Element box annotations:
:::::

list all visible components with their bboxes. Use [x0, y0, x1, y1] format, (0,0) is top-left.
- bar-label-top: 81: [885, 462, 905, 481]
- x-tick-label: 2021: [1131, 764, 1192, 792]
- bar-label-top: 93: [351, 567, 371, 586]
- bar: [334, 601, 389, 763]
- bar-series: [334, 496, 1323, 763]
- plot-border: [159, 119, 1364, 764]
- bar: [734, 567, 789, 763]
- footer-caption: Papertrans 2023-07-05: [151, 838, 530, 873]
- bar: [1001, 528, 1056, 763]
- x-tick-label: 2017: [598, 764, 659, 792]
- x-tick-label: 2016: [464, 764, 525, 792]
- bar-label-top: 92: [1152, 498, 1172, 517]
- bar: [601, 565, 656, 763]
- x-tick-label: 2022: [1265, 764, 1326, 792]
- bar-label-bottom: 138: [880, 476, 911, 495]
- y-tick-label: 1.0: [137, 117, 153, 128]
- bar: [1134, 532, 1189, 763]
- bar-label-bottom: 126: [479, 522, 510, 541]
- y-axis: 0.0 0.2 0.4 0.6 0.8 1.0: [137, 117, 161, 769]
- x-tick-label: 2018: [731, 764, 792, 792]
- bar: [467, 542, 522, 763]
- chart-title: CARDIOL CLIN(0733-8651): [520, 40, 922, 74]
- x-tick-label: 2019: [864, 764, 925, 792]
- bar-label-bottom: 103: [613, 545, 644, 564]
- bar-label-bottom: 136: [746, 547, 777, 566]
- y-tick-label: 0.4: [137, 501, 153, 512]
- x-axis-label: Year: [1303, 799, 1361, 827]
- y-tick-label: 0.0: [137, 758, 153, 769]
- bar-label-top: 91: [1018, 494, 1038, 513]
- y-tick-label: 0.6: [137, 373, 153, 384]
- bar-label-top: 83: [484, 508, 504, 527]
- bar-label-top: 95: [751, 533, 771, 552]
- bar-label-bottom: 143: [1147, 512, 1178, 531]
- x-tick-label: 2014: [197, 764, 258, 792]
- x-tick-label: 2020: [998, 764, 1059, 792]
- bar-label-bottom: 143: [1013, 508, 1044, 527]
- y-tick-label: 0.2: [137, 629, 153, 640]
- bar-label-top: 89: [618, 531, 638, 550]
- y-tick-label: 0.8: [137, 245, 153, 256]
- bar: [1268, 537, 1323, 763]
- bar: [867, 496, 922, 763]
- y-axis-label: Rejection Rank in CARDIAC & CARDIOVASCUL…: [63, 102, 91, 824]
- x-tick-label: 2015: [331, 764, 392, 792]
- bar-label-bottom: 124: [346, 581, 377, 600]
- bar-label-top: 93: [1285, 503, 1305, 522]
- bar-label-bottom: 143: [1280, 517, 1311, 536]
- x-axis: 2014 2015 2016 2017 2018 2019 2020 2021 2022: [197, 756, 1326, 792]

:::::

Recast the listing as a numbered list, from its first line through the line containing "- bar-label-top: 92: [1152, 498, 1172, 517]", both inclusive, and omit any blank lines.

THE REPLY:
1. list all visible components with their bboxes. Use [x0, y0, x1, y1] format, (0,0) is top-left.
2. - bar-label-top: 81: [885, 462, 905, 481]
3. - x-tick-label: 2021: [1131, 764, 1192, 792]
4. - bar-label-top: 93: [351, 567, 371, 586]
5. - bar: [334, 601, 389, 763]
6. - bar-series: [334, 496, 1323, 763]
7. - plot-border: [159, 119, 1364, 764]
8. - bar: [734, 567, 789, 763]
9. - footer-caption: Papertrans 2023-07-05: [151, 838, 530, 873]
10. - bar: [1001, 528, 1056, 763]
11. - x-tick-label: 2017: [598, 764, 659, 792]
12. - x-tick-label: 2016: [464, 764, 525, 792]
13. - bar-label-top: 92: [1152, 498, 1172, 517]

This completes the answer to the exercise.